What to produce:
Go through the data below. Pull out every line that has the word "TECNOLÓGICAS".

────────────────────────────────────────

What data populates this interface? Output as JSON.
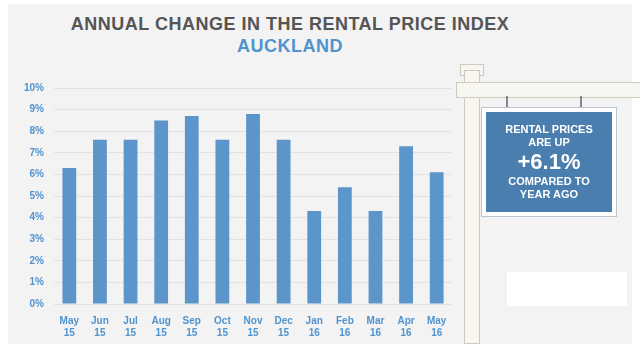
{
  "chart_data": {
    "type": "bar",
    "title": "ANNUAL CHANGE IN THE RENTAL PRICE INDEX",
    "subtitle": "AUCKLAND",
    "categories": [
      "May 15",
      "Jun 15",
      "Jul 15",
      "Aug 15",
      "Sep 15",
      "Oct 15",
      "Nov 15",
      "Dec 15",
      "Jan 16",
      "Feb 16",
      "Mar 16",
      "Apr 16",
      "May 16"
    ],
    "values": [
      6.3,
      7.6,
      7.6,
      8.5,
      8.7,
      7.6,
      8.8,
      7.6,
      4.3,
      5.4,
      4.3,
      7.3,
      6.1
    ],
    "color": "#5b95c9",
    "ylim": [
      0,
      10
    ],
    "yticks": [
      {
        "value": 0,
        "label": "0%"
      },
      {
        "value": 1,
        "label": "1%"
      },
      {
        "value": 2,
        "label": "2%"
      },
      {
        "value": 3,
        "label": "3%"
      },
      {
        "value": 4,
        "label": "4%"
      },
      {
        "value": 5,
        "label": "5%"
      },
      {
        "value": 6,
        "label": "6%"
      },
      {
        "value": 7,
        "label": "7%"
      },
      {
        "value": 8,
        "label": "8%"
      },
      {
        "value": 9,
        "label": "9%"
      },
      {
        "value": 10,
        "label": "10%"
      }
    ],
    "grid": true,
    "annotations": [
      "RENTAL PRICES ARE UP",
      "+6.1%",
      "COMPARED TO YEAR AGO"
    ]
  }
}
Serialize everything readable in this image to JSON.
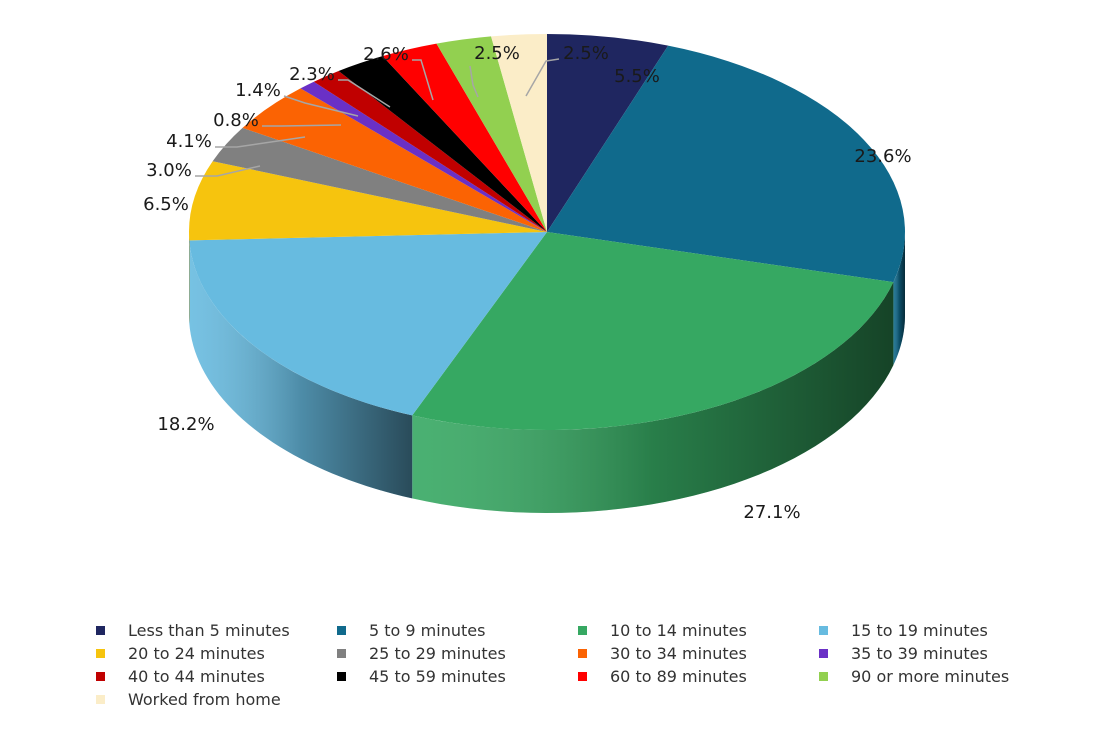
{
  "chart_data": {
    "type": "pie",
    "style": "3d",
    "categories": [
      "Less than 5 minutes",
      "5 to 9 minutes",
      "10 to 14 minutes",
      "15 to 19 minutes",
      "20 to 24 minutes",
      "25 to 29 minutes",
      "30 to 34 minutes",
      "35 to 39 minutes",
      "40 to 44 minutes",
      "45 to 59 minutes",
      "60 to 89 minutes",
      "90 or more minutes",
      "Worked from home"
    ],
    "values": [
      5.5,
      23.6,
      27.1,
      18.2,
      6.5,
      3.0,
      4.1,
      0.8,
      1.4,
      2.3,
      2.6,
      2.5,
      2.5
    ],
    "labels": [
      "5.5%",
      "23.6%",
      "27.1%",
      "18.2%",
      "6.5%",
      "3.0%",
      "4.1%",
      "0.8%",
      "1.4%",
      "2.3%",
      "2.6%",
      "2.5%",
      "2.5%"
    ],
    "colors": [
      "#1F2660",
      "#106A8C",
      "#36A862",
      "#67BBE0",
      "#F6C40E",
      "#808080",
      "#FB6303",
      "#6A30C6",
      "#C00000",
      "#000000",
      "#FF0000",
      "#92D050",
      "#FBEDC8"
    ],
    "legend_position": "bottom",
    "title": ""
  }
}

────────────────────────────────────────

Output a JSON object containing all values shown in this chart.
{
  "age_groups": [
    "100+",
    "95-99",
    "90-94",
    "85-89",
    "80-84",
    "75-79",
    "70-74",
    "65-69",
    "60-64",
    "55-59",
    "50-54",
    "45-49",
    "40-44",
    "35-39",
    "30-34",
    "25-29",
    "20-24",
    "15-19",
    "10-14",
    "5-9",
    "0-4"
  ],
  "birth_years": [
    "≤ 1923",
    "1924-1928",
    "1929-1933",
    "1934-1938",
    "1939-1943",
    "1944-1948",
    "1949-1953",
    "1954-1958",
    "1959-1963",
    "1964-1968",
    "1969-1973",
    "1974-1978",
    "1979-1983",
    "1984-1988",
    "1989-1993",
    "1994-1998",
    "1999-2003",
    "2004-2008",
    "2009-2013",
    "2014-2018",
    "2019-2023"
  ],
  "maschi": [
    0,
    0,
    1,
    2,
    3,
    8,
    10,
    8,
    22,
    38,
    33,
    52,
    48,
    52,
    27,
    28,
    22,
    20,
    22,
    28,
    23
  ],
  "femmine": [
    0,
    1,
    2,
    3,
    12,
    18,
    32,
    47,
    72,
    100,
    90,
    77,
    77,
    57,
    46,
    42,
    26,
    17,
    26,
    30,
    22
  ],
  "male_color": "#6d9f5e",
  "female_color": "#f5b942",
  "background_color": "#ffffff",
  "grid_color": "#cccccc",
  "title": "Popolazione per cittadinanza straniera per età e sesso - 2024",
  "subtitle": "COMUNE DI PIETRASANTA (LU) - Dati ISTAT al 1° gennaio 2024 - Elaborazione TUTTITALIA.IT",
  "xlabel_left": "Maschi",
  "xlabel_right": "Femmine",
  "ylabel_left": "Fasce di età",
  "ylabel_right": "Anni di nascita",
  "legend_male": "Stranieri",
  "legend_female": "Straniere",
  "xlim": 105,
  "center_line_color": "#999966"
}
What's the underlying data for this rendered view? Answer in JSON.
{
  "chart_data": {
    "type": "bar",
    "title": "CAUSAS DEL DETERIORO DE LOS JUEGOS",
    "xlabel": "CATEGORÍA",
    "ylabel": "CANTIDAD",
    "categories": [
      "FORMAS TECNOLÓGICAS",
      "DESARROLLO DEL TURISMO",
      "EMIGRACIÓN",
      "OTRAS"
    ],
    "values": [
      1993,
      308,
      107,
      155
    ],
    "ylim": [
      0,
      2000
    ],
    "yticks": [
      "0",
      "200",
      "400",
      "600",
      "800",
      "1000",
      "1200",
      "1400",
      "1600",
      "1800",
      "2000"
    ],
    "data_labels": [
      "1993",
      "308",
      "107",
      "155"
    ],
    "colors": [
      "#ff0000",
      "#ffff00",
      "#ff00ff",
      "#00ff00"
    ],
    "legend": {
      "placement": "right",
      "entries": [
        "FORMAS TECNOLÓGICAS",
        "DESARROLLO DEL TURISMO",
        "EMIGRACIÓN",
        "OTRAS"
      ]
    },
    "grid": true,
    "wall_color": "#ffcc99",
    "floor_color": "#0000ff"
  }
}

────────────────────────────────────────

Answer for this exercise:
      "FORMAS TECNOLÓGICAS",
        "FORMAS TECNOLÓGICAS",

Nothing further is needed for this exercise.